● Exercise materials
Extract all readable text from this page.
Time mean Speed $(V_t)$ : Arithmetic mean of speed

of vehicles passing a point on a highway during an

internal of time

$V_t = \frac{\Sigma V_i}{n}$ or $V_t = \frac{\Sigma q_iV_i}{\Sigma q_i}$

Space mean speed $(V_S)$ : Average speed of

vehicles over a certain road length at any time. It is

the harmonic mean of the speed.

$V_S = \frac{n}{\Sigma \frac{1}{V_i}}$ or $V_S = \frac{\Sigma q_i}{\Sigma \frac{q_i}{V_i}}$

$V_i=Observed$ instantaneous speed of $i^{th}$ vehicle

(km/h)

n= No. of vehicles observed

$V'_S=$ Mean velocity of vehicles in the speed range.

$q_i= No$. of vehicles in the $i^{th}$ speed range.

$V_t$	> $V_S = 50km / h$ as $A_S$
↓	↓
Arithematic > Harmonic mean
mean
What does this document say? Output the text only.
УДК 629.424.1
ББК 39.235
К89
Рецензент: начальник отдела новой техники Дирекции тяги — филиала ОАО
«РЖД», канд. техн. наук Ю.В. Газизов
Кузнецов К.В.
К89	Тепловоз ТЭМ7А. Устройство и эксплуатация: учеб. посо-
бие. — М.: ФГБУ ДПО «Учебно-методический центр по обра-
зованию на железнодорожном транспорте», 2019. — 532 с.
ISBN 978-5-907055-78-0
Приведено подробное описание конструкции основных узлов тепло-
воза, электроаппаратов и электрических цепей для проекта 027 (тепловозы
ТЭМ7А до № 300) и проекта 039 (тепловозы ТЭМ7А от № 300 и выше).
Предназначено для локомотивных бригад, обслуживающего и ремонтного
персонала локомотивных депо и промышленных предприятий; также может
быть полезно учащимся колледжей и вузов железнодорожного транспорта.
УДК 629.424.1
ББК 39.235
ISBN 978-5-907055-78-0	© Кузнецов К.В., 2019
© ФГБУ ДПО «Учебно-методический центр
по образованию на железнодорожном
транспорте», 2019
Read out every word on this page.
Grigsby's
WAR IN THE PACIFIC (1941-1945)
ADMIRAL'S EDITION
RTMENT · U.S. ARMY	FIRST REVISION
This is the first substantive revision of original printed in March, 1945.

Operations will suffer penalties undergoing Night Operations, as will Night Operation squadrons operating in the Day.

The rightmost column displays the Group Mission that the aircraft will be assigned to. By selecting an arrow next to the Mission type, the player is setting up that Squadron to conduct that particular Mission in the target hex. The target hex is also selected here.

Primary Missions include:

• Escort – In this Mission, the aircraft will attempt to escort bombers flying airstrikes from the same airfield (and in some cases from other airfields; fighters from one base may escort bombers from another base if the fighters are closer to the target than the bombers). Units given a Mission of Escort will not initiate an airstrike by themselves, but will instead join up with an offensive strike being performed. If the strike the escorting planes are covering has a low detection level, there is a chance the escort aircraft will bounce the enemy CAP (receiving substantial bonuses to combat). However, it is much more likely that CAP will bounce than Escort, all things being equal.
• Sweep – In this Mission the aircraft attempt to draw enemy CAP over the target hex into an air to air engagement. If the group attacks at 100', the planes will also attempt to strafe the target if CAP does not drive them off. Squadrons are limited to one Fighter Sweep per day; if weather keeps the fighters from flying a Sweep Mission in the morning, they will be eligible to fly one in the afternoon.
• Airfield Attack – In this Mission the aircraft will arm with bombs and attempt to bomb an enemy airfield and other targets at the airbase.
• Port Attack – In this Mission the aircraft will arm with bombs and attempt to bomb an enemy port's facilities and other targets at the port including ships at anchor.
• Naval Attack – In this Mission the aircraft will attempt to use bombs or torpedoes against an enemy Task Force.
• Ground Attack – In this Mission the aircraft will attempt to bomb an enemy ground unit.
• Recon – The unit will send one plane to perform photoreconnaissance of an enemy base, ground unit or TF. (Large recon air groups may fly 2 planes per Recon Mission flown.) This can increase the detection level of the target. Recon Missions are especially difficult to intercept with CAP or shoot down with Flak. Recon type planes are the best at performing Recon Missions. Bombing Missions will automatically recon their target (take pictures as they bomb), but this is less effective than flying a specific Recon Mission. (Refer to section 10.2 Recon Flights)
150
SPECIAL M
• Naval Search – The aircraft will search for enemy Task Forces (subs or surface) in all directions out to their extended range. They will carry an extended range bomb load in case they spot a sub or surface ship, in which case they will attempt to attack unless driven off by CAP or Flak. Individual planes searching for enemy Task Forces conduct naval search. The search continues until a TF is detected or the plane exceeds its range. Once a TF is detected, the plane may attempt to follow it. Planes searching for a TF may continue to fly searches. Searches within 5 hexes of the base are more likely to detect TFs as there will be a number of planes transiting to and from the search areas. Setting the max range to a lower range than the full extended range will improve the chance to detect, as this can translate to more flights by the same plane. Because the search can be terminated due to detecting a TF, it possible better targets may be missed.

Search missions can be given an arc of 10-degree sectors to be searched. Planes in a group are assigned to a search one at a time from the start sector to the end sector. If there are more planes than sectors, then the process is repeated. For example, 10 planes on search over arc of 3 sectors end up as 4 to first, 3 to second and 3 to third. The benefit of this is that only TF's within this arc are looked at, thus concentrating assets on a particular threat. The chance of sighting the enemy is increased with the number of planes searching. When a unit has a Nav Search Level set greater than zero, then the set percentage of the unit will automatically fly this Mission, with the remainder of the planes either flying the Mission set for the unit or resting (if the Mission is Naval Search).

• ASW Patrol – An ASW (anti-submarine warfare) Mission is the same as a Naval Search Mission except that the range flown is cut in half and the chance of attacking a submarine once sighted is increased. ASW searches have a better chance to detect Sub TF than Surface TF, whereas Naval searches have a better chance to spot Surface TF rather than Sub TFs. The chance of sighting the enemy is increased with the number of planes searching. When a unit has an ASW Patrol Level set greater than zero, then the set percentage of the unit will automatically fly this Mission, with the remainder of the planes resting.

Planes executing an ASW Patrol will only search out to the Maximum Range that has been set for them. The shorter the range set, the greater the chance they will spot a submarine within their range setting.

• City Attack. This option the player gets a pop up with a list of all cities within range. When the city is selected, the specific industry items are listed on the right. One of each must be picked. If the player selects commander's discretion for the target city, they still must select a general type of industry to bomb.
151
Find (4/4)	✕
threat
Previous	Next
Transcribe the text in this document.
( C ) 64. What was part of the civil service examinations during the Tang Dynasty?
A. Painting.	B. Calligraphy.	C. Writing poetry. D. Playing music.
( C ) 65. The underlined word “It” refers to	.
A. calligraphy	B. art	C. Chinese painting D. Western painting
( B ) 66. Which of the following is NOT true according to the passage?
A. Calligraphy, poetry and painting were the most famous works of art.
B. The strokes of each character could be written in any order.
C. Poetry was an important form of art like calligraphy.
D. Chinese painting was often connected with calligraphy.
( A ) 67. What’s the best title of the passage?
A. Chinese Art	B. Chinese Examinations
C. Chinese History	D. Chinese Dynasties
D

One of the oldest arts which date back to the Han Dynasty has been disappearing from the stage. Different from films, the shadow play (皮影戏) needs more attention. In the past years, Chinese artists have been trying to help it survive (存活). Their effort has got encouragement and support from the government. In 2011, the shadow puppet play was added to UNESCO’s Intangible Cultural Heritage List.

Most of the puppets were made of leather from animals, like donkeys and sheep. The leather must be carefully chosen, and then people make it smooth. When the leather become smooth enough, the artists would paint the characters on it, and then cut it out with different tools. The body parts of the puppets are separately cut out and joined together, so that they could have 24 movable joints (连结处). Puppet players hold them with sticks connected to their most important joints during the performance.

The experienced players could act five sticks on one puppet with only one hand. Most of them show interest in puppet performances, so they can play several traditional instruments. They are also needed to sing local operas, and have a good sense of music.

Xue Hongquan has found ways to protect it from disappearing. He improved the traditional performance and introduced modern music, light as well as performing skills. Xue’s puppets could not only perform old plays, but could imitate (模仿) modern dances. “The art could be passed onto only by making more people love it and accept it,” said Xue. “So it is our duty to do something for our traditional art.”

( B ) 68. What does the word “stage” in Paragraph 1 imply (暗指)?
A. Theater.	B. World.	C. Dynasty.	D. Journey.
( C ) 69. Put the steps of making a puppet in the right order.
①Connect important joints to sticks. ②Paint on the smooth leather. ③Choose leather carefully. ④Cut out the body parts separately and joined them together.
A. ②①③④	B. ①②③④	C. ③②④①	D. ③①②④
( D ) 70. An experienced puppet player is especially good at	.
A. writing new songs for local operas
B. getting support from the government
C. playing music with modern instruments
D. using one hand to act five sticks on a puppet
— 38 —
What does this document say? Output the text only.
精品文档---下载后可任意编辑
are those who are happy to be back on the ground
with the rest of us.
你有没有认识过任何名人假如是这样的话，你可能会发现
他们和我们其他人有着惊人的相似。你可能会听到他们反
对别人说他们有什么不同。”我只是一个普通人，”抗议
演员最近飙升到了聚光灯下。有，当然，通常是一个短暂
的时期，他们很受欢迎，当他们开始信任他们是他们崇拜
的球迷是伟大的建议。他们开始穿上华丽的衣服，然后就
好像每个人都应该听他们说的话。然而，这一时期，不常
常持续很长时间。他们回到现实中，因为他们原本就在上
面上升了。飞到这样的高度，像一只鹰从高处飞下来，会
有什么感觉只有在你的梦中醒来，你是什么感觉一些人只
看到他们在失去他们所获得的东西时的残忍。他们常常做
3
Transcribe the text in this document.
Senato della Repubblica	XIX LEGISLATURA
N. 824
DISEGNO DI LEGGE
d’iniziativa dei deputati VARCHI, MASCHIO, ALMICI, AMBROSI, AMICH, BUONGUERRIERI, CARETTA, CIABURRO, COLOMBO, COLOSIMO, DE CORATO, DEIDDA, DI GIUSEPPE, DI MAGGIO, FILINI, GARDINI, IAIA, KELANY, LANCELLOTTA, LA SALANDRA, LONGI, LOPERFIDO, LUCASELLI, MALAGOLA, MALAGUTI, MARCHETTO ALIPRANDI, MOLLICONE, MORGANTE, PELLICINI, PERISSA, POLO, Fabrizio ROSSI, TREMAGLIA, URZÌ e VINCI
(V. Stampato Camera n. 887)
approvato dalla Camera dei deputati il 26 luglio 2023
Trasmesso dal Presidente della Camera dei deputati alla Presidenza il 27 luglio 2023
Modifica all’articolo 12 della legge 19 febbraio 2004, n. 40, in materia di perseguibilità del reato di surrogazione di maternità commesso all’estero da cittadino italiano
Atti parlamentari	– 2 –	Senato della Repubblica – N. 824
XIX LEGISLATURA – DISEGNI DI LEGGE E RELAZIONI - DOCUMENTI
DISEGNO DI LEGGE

● Exercise instructions
Search the material above for "type". Pull out each line where it shows up.

● Output for this task
The rightmost column displays the Group Mission that the aircraft will be assigned to. By selecting an arrow next to the Mission type, the player is setting up that Squadron to conduct that particular Mission in the target hex. The target hex is also selected here.
• Recon – The unit will send one plane to perform photoreconnaissance of an enemy base, ground unit or TF. (Large recon air groups may fly 2 planes per Recon Mission flown.) This can increase the detection level of the target. Recon Missions are especially difficult to intercept with CAP or shoot down with Flak. Recon type planes are the best at performing Recon Missions. Bombing Missions will automatically recon their target (take pictures as they bomb), but this is less effective than flying a specific Recon Mission. (Refer to section 10.2 Recon Flights)
• City Attack. This option the player gets a pop up with a list of all cities within range. When the city is selected, the specific industry items are listed on the right. One of each must be picked. If the player selects commander's discretion for the target city, they still must select a general type of industry to bomb.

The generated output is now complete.